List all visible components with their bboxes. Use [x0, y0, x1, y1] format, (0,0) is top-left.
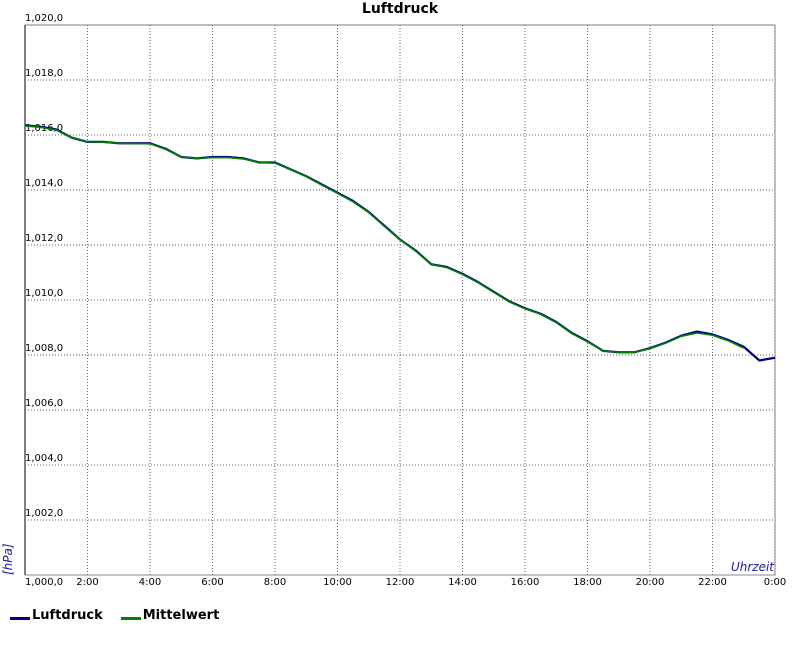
- series-line-mittelwert: [24, 125, 745, 354]
- x-tick-label: 6:00: [201, 577, 223, 588]
- x-tick-label: 18:00: [573, 577, 602, 588]
- legend-label-mittelwert: Mittelwert: [142, 608, 220, 623]
- x-tick-label: 20:00: [636, 577, 665, 588]
- y-tick-label: 1,004,0: [25, 453, 63, 464]
- y-tick-label: 1,000,0: [25, 577, 63, 588]
- x-tick-labels: 2:00 4:00 6:00 8:00 10:00 12:00 14:00 16:00 18:0…: [76, 577, 786, 588]
- y-tick-labels: 1,000,0 1,002,0 1,004,0 1,006,0 1,008,0 1,010…: [25, 13, 63, 588]
- x-tick-label: 10:00: [323, 577, 352, 588]
- x-tick-label: 22:00: [698, 577, 727, 588]
- grid-lines: [24, 24, 776, 576]
- x-tick-label: 8:00: [264, 577, 286, 588]
- y-tick-label: 1,018,0: [25, 68, 63, 79]
- y-tick-label: 1,010,0: [25, 288, 63, 299]
- legend-item-luftdruck: Luftdruck: [10, 608, 103, 623]
- y-axis-label: [hPa]: [1, 543, 15, 575]
- y-tick-label: 1,002,0: [25, 508, 63, 519]
- legend-item-mittelwert: Mittelwert: [120, 608, 220, 623]
- y-tick-label: 1,012,0: [25, 233, 63, 244]
- x-tick-label: 16:00: [511, 577, 540, 588]
- x-tick-label: 0:00: [764, 577, 786, 588]
- legend-swatch-luftdruck: [10, 617, 30, 620]
- chart-title: Luftdruck: [362, 1, 439, 17]
- x-tick-label: 4:00: [139, 577, 161, 588]
- y-tick-label: 1,008,0: [25, 343, 63, 354]
- y-tick-label: 1,006,0: [25, 398, 63, 409]
- legend-label-luftdruck: Luftdruck: [32, 608, 103, 623]
- legend: Luftdruck Mittelwert: [10, 608, 219, 623]
- x-tick-label: 12:00: [386, 577, 415, 588]
- y-tick-label: 1,020,0: [25, 13, 63, 24]
- series-lines: [24, 124, 776, 362]
- x-axis-label: Uhrzeit: [731, 560, 775, 574]
- legend-swatch-mittelwert: [120, 617, 141, 620]
- x-tick-label: 2:00: [76, 577, 98, 588]
- y-tick-label: 1,014,0: [25, 178, 63, 189]
- x-tick-label: 14:00: [448, 577, 477, 588]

──────────

● **DIRECTIONS**
Please retype the items above word for word, leaving out the pictures.

● **FINISHED TASK**
List all visible components with their bboxes. Use [x0, y0, x1, y1] format, (0,0) is top-left.
- series-line-mittelwert: [24, 125, 745, 354]
- x-tick-label: 6:00: [201, 577, 223, 588]
- x-tick-label: 18:00: [573, 577, 602, 588]
- legend-label-mittelwert: Mittelwert: [142, 608, 220, 623]
- x-tick-label: 20:00: [636, 577, 665, 588]
- y-tick-label: 1,004,0: [25, 453, 63, 464]
- y-tick-label: 1,000,0: [25, 577, 63, 588]
- x-tick-labels: 2:00 4:00 6:00 8:00 10:00 12:00 14:00 16:00 18:0…: [76, 577, 786, 588]
- y-tick-labels: 1,000,0 1,002,0 1,004,0 1,006,0 1,008,0 1,010…: [25, 13, 63, 588]
- x-tick-label: 10:00: [323, 577, 352, 588]
- x-tick-label: 22:00: [698, 577, 727, 588]
- grid-lines: [24, 24, 776, 576]
- x-tick-label: 8:00: [264, 577, 286, 588]
- y-tick-label: 1,018,0: [25, 68, 63, 79]
- y-tick-label: 1,010,0: [25, 288, 63, 299]
- legend-item-luftdruck: Luftdruck: [10, 608, 103, 623]
- y-axis-label: [hPa]: [1, 543, 15, 575]
- y-tick-label: 1,002,0: [25, 508, 63, 519]
- legend-item-mittelwert: Mittelwert: [120, 608, 220, 623]
- y-tick-label: 1,012,0: [25, 233, 63, 244]
- x-tick-label: 16:00: [511, 577, 540, 588]
- x-tick-label: 0:00: [764, 577, 786, 588]
- legend-swatch-luftdruck: [10, 617, 30, 620]
- chart-title: Luftdruck: [362, 1, 439, 17]
- x-tick-label: 4:00: [139, 577, 161, 588]
- y-tick-label: 1,008,0: [25, 343, 63, 354]
- y-tick-label: 1,006,0: [25, 398, 63, 409]
- legend-label-luftdruck: Luftdruck: [32, 608, 103, 623]
- legend: Luftdruck Mittelwert: [10, 608, 219, 623]
- x-tick-label: 12:00: [386, 577, 415, 588]
- y-tick-label: 1,020,0: [25, 13, 63, 24]
- series-lines: [24, 124, 776, 362]
- x-axis-label: Uhrzeit: [731, 560, 775, 574]
- legend-swatch-mittelwert: [120, 617, 141, 620]
- x-tick-label: 2:00: [76, 577, 98, 588]
- y-tick-label: 1,014,0: [25, 178, 63, 189]
- x-tick-label: 14:00: [448, 577, 477, 588]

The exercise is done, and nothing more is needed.